_TASK MATERIAL_:
□ □ □
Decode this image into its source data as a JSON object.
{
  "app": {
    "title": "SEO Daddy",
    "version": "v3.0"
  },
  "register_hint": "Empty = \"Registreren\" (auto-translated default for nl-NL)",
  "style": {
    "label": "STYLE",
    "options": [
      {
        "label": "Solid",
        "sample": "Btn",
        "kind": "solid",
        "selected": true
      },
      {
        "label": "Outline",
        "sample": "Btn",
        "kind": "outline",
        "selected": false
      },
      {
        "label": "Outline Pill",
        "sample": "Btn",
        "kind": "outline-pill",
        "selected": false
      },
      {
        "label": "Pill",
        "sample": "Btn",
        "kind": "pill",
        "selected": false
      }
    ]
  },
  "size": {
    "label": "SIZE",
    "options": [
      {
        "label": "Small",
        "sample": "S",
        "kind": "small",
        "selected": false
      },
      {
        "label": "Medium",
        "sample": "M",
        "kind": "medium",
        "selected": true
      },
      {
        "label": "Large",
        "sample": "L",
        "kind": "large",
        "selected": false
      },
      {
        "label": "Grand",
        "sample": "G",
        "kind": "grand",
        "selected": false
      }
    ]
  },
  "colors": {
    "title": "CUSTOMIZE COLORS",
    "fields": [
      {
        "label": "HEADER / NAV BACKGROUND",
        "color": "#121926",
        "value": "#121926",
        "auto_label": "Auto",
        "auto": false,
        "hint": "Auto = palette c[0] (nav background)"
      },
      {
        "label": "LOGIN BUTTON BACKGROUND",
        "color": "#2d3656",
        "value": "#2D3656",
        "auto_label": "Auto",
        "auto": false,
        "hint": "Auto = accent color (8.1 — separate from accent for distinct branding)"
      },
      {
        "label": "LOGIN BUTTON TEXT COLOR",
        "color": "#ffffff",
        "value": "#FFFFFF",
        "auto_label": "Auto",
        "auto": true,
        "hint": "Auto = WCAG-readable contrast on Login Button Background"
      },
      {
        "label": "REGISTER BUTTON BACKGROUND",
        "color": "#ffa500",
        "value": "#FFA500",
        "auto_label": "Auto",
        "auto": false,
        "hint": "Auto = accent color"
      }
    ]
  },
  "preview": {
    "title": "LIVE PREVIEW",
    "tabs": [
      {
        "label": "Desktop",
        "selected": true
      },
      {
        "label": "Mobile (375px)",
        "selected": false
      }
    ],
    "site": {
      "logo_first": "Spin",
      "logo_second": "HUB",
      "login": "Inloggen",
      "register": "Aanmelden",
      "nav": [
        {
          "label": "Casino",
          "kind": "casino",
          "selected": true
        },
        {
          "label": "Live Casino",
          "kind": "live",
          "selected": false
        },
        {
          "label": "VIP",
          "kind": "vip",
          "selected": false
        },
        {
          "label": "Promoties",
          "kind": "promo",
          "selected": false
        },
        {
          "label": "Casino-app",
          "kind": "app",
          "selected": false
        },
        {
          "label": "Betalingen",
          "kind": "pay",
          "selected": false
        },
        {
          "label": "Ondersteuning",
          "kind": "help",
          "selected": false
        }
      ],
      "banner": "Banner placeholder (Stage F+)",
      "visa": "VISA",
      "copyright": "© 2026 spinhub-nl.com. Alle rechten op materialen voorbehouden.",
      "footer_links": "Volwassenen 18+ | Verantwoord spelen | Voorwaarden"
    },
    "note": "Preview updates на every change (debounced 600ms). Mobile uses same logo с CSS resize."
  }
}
□ □ □
_AIM_: Print every record exactly as it was given.

_TASK RESULT_:
Decode this image into its source data as a JSON object.
{
  "app": {
    "title": "SEO Daddy",
    "version": "v3.0"
  },
  "register_hint": "Empty = \"Registreren\" (auto-translated default for nl-NL)",
  "style": {
    "label": "STYLE",
    "options": [
      {
        "label": "Solid",
        "sample": "Btn",
        "kind": "solid",
        "selected": true
      },
      {
        "label": "Outline",
        "sample": "Btn",
        "kind": "outline",
        "selected": false
      },
      {
        "label": "Outline Pill",
        "sample": "Btn",
        "kind": "outline-pill",
        "selected": false
      },
      {
        "label": "Pill",
        "sample": "Btn",
        "kind": "pill",
        "selected": false
      }
    ]
  },
  "size": {
    "label": "SIZE",
    "options": [
      {
        "label": "Small",
        "sample": "S",
        "kind": "small",
        "selected": false
      },
      {
        "label": "Medium",
        "sample": "M",
        "kind": "medium",
        "selected": true
      },
      {
        "label": "Large",
        "sample": "L",
        "kind": "large",
        "selected": false
      },
      {
        "label": "Grand",
        "sample": "G",
        "kind": "grand",
        "selected": false
      }
    ]
  },
  "colors": {
    "title": "CUSTOMIZE COLORS",
    "fields": [
      {
        "label": "HEADER / NAV BACKGROUND",
        "color": "#121926",
        "value": "#121926",
        "auto_label": "Auto",
        "auto": false,
        "hint": "Auto = palette c[0] (nav background)"
      },
      {
        "label": "LOGIN BUTTON BACKGROUND",
        "color": "#2d3656",
        "value": "#2D3656",
        "auto_label": "Auto",
        "auto": false,
        "hint": "Auto = accent color (8.1 — separate from accent for distinct branding)"
      },
      {
        "label": "LOGIN BUTTON TEXT COLOR",
        "color": "#ffffff",
        "value": "#FFFFFF",
        "auto_label": "Auto",
        "auto": true,
        "hint": "Auto = WCAG-readable contrast on Login Button Background"
      },
      {
        "label": "REGISTER BUTTON BACKGROUND",
        "color": "#ffa500",
        "value": "#FFA500",
        "auto_label": "Auto",
        "auto": false,
        "hint": "Auto = accent color"
      }
    ]
  },
  "preview": {
    "title": "LIVE PREVIEW",
    "tabs": [
      {
        "label": "Desktop",
        "selected": true
      },
      {
        "label": "Mobile (375px)",
        "selected": false
      }
    ],
    "site": {
      "logo_first": "Spin",
      "logo_second": "HUB",
      "login": "Inloggen",
      "register": "Aanmelden",
      "nav": [
        {
          "label": "Casino",
          "kind": "casino",
          "selected": true
        },
        {
          "label": "Live Casino",
          "kind": "live",
          "selected": false
        },
        {
          "label": "VIP",
          "kind": "vip",
          "selected": false
        },
        {
          "label": "Promoties",
          "kind": "promo",
          "selected": false
        },
        {
          "label": "Casino-app",
          "kind": "app",
          "selected": false
        },
        {
          "label": "Betalingen",
          "kind": "pay",
          "selected": false
        },
        {
          "label": "Ondersteuning",
          "kind": "help",
          "selected": false
        }
      ],
      "banner": "Banner placeholder (Stage F+)",
      "visa": "VISA",
      "copyright": "© 2026 spinhub-nl.com. Alle rechten op materialen voorbehouden.",
      "footer_links": "Volwassenen 18+ | Verantwoord spelen | Voorwaarden"
    },
    "note": "Preview updates на every change (debounced 600ms). Mobile uses same logo с CSS resize."
  }
}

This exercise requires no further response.